Exercise task
Find all lines in the records that include the word "Regression", and copy them out.

Source data
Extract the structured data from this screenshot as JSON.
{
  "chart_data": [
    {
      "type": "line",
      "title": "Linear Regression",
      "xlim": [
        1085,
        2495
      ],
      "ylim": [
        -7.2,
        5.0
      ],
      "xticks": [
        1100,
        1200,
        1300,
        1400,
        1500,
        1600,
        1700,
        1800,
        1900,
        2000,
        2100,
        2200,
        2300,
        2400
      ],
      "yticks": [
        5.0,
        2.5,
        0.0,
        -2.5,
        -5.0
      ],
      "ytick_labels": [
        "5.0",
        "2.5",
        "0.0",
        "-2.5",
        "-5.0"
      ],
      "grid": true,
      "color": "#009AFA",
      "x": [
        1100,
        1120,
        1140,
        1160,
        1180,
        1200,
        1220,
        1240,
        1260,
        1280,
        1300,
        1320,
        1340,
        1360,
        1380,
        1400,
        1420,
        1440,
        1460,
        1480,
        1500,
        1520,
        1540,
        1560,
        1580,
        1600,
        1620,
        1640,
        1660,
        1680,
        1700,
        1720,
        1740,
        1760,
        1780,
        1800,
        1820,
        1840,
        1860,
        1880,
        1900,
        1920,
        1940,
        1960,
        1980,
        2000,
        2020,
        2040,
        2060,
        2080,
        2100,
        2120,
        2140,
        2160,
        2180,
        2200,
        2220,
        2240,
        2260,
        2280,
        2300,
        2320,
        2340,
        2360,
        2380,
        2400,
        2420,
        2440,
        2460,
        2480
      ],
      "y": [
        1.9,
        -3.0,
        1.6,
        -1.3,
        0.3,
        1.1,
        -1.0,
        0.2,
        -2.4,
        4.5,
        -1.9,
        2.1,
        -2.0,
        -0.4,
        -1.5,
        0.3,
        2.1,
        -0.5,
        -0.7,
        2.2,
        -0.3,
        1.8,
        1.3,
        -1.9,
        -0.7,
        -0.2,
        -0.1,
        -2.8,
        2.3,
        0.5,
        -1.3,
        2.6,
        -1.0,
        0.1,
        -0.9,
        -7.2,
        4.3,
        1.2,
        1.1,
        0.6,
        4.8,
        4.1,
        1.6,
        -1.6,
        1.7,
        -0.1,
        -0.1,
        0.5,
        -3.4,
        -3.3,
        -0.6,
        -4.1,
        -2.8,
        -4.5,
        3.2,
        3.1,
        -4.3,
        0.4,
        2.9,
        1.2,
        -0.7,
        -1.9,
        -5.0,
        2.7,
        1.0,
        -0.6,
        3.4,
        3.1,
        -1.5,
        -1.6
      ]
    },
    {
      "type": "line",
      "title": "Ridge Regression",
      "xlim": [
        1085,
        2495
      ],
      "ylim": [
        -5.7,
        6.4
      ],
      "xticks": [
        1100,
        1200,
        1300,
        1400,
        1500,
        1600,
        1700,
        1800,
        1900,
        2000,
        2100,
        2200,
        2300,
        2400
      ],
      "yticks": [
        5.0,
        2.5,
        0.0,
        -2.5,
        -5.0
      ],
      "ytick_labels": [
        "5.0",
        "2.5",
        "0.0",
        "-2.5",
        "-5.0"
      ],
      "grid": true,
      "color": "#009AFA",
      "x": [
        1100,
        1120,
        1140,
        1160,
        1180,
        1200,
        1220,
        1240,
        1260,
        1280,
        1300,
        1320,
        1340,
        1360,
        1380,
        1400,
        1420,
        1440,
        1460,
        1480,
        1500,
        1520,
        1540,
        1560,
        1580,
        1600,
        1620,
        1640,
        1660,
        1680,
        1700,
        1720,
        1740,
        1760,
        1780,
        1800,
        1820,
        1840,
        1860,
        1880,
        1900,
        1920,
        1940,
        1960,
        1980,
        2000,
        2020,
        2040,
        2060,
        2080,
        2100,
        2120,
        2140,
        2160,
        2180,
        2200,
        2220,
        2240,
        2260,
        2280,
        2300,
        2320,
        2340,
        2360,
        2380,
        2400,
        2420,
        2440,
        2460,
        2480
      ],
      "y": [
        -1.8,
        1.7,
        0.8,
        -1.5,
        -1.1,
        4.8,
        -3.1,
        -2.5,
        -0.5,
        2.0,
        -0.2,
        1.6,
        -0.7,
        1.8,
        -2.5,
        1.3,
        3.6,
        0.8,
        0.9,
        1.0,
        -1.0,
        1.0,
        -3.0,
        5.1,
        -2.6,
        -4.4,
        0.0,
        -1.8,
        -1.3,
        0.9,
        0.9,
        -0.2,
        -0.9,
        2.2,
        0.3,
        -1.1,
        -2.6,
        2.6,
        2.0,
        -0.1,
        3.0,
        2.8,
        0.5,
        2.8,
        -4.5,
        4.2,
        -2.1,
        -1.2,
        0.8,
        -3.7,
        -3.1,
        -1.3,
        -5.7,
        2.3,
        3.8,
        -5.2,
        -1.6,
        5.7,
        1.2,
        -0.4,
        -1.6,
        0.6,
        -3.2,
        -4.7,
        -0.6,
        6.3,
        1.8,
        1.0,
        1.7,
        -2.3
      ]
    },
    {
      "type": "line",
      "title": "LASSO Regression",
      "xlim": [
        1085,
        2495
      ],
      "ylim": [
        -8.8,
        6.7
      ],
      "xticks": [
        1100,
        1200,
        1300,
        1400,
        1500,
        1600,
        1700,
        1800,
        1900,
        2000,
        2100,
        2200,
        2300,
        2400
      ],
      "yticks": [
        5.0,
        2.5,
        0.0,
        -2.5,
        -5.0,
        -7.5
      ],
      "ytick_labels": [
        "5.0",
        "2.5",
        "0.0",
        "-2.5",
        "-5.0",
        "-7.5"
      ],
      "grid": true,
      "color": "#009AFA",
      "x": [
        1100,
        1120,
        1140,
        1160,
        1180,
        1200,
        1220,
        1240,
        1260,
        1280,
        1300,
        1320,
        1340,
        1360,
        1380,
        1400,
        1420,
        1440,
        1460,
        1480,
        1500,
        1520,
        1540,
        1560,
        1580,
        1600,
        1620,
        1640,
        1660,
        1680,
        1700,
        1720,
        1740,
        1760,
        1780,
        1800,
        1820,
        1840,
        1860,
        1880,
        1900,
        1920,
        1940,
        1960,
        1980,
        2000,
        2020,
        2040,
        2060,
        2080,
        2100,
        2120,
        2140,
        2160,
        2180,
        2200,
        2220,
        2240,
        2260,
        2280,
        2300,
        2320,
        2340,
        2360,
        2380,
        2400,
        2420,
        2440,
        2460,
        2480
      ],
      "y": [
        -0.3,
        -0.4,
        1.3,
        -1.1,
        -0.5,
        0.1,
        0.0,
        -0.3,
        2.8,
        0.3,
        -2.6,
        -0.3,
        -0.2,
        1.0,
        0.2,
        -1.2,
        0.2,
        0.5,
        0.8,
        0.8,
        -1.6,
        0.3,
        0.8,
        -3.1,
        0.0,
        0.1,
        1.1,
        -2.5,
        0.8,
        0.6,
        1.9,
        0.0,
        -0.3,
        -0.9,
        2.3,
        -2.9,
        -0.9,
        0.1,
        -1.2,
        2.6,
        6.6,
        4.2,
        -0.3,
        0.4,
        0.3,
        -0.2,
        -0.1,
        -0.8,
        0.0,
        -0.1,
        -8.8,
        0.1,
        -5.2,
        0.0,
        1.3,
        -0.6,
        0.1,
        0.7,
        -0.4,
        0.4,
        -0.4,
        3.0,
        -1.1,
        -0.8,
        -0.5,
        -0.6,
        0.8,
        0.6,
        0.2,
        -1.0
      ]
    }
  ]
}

Written response
      "title": "Linear Regression",
      "title": "Ridge Regression",
      "title": "LASSO Regression",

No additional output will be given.